++++ Dataset records ++++

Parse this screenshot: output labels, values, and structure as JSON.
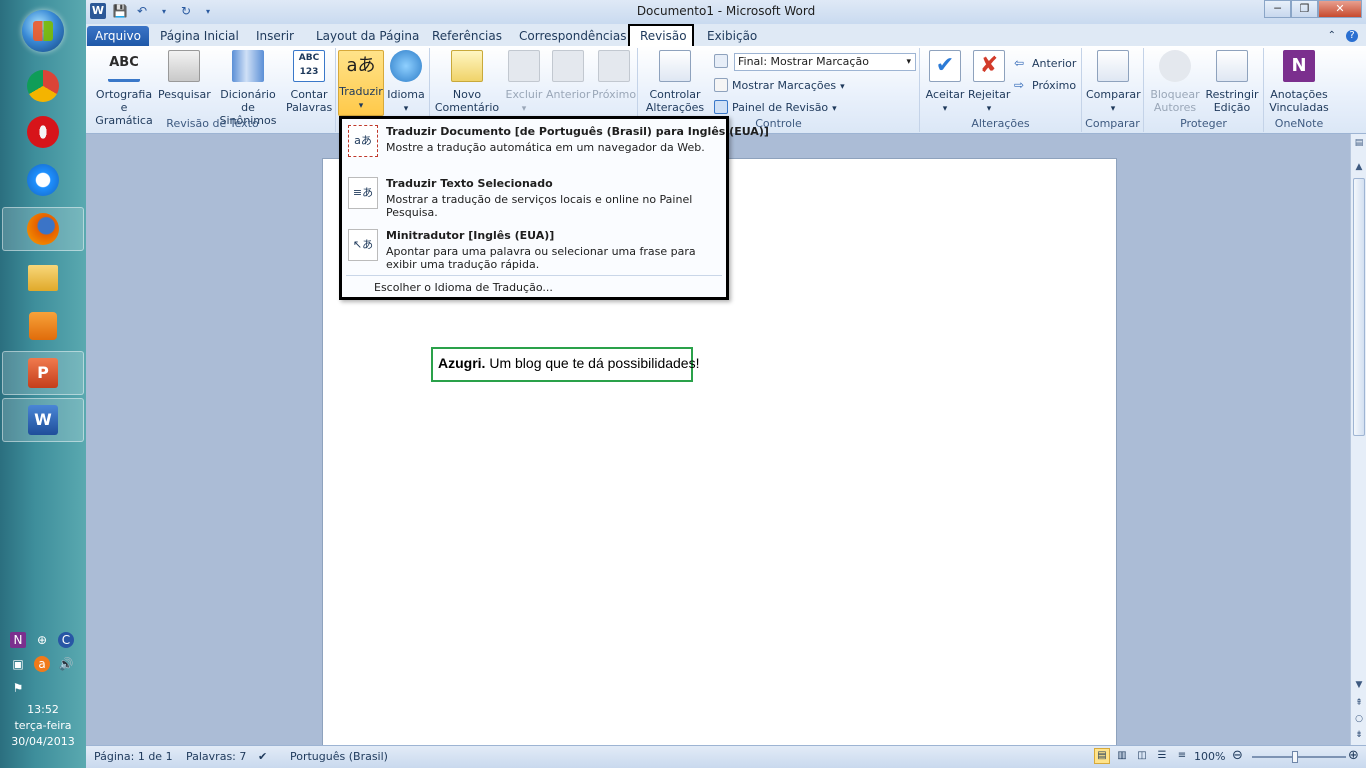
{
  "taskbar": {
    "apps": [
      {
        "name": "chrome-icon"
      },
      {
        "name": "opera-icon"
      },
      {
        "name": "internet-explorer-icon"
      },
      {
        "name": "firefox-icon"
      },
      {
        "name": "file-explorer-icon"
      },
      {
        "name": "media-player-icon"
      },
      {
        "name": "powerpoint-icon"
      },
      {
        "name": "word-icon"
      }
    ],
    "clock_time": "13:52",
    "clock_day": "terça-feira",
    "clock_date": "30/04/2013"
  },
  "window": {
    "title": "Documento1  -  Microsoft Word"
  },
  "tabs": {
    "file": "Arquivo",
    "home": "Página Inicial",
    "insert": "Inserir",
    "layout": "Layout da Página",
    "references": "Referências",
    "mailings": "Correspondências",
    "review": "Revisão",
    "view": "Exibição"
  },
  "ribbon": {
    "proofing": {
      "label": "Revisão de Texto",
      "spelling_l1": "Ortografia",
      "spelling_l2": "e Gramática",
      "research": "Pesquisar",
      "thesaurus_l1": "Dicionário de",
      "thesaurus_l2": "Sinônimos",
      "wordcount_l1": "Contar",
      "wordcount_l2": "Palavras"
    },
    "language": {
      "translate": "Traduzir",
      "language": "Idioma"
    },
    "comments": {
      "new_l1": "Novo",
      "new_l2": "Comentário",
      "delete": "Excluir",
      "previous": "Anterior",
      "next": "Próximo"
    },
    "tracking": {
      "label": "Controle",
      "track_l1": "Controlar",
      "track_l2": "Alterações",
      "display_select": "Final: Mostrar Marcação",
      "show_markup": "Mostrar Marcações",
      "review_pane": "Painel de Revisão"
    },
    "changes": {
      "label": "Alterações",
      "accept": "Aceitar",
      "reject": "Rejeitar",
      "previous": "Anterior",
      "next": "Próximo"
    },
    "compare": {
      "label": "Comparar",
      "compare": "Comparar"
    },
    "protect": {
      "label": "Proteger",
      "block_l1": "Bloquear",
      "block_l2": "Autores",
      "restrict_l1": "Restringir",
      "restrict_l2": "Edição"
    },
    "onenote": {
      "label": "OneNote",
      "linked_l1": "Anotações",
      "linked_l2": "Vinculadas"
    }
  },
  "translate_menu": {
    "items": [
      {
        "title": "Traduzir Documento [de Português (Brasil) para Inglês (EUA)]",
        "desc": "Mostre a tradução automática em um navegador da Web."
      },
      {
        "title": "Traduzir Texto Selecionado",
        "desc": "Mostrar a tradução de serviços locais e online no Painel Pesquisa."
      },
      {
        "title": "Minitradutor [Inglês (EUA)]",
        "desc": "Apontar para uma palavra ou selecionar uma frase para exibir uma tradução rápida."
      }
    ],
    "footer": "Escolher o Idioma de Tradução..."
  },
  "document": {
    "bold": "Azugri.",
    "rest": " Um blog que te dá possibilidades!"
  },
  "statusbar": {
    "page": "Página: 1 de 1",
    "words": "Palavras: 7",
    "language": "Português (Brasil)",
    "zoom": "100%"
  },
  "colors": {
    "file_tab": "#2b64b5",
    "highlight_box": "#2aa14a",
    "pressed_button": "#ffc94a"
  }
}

++++

• **Challenge**:
Among the lines of the data above, count those holding "Brasil" and state only the number.

• **Result of this exercise**:
2